REQUIREMENT> Retype the material in full, keeping every word the same.

#### INPUT MATERIAL ####

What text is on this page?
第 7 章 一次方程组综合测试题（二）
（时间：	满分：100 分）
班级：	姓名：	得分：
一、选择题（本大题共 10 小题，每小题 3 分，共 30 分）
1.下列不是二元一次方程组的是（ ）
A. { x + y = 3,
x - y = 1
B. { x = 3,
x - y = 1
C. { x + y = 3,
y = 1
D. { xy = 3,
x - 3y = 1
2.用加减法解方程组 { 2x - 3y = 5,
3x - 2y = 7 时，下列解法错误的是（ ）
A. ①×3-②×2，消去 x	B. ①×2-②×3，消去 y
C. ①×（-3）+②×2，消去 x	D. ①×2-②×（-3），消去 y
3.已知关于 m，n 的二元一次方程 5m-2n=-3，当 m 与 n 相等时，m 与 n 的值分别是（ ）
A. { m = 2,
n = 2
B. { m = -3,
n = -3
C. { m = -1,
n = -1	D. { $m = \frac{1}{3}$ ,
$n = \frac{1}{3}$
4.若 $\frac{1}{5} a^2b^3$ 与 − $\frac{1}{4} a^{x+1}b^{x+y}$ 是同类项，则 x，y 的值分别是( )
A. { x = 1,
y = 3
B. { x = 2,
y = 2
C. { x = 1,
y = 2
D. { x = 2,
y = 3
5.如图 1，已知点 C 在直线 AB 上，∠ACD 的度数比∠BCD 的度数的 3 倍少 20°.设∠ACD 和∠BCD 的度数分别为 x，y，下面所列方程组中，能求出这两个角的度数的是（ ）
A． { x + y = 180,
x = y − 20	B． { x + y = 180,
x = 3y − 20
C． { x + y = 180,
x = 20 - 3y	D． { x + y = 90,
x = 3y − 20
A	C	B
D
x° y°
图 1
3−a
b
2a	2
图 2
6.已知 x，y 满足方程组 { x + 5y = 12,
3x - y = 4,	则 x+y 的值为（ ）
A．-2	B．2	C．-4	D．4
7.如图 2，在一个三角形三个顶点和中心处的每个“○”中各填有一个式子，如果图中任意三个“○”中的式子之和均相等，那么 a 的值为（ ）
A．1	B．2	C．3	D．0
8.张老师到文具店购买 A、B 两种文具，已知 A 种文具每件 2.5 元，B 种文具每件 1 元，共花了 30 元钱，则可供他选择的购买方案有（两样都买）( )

####

THE RESPONSE>
What text is on this page?
第 7 章 一次方程组综合测试题（二）
（时间：	满分：100 分）
班级：	姓名：	得分：
一、选择题（本大题共 10 小题，每小题 3 分，共 30 分）
1.下列不是二元一次方程组的是（ ）
A. { x + y = 3,
x - y = 1
B. { x = 3,
x - y = 1
C. { x + y = 3,
y = 1
D. { xy = 3,
x - 3y = 1
2.用加减法解方程组 { 2x - 3y = 5,
3x - 2y = 7 时，下列解法错误的是（ ）
A. ①×3-②×2，消去 x	B. ①×2-②×3，消去 y
C. ①×（-3）+②×2，消去 x	D. ①×2-②×（-3），消去 y
3.已知关于 m，n 的二元一次方程 5m-2n=-3，当 m 与 n 相等时，m 与 n 的值分别是（ ）
A. { m = 2,
n = 2
B. { m = -3,
n = -3
C. { m = -1,
n = -1	D. { $m = \frac{1}{3}$ ,
$n = \frac{1}{3}$
4.若 $\frac{1}{5} a^2b^3$ 与 − $\frac{1}{4} a^{x+1}b^{x+y}$ 是同类项，则 x，y 的值分别是( )
A. { x = 1,
y = 3
B. { x = 2,
y = 2
C. { x = 1,
y = 2
D. { x = 2,
y = 3
5.如图 1，已知点 C 在直线 AB 上，∠ACD 的度数比∠BCD 的度数的 3 倍少 20°.设∠ACD 和∠BCD 的度数分别为 x，y，下面所列方程组中，能求出这两个角的度数的是（ ）
A． { x + y = 180,
x = y − 20	B． { x + y = 180,
x = 3y − 20
C． { x + y = 180,
x = 20 - 3y	D． { x + y = 90,
x = 3y − 20
A	C	B
D
x° y°
图 1
3−a
b
2a	2
图 2
6.已知 x，y 满足方程组 { x + 5y = 12,
3x - y = 4,	则 x+y 的值为（ ）
A．-2	B．2	C．-4	D．4
7.如图 2，在一个三角形三个顶点和中心处的每个“○”中各填有一个式子，如果图中任意三个“○”中的式子之和均相等，那么 a 的值为（ ）
A．1	B．2	C．3	D．0
8.张老师到文具店购买 A、B 两种文具，已知 A 种文具每件 2.5 元，B 种文具每件 1 元，共花了 30 元钱，则可供他选择的购买方案有（两样都买）( )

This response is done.